- [Given problem]: Pictures do not belong in the copy; quote every entry below exactly.

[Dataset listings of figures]
▶

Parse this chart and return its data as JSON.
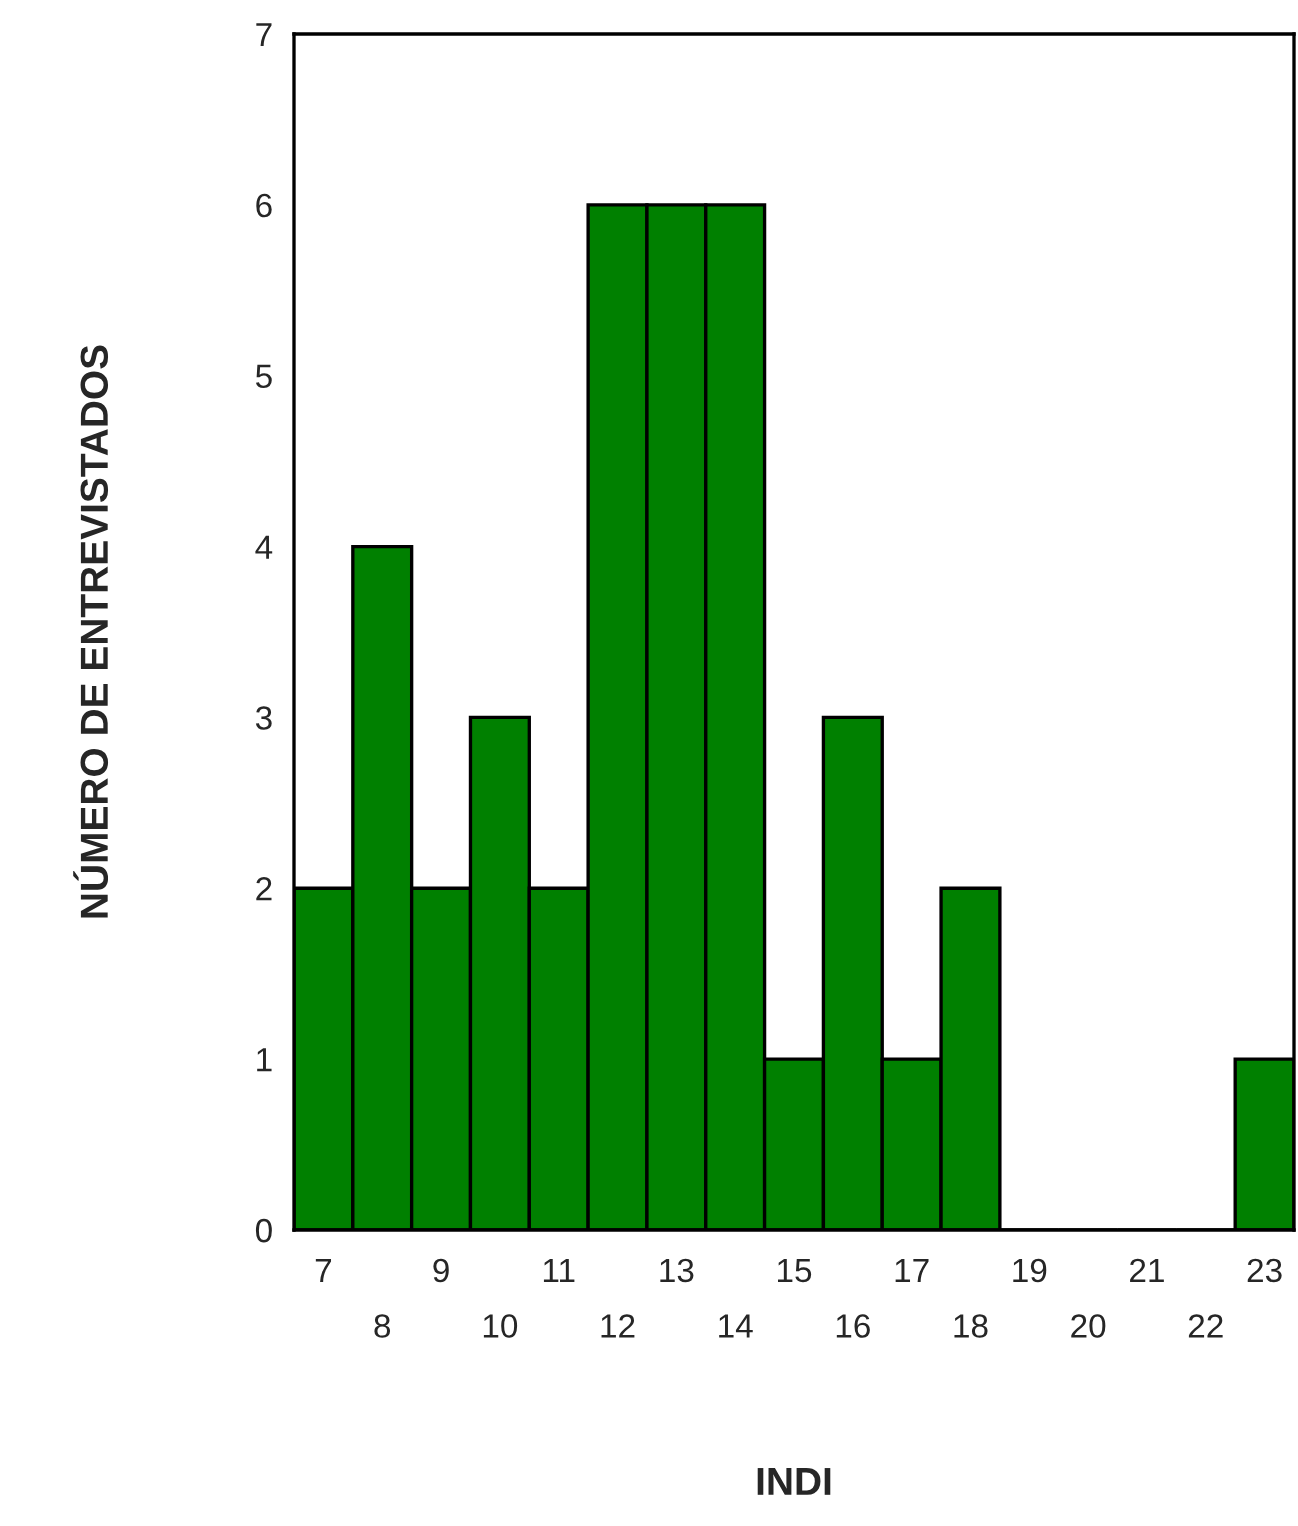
{
  "chart_data": {
    "type": "bar",
    "xlabel": "INDI",
    "ylabel": "NÚMERO DE ENTREVISTADOS",
    "categories": [
      "7",
      "8",
      "9",
      "10",
      "11",
      "12",
      "13",
      "14",
      "15",
      "16",
      "17",
      "18",
      "19",
      "20",
      "21",
      "22",
      "23"
    ],
    "values": [
      2,
      4,
      2,
      3,
      2,
      6,
      6,
      6,
      1,
      3,
      1,
      2,
      0,
      0,
      0,
      0,
      1
    ],
    "color": "#008000",
    "ylim": [
      0,
      7
    ],
    "yticks": [
      0,
      1,
      2,
      3,
      4,
      5,
      6,
      7
    ],
    "grid": false
  }
}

◀

- [Solution for this problem]:
Parse this chart and return its data as JSON.
{
  "chart_data": {
    "type": "bar",
    "xlabel": "INDI",
    "ylabel": "NÚMERO DE ENTREVISTADOS",
    "categories": [
      "7",
      "8",
      "9",
      "10",
      "11",
      "12",
      "13",
      "14",
      "15",
      "16",
      "17",
      "18",
      "19",
      "20",
      "21",
      "22",
      "23"
    ],
    "values": [
      2,
      4,
      2,
      3,
      2,
      6,
      6,
      6,
      1,
      3,
      1,
      2,
      0,
      0,
      0,
      0,
      1
    ],
    "color": "#008000",
    "ylim": [
      0,
      7
    ],
    "yticks": [
      0,
      1,
      2,
      3,
      4,
      5,
      6,
      7
    ],
    "grid": false
  }
}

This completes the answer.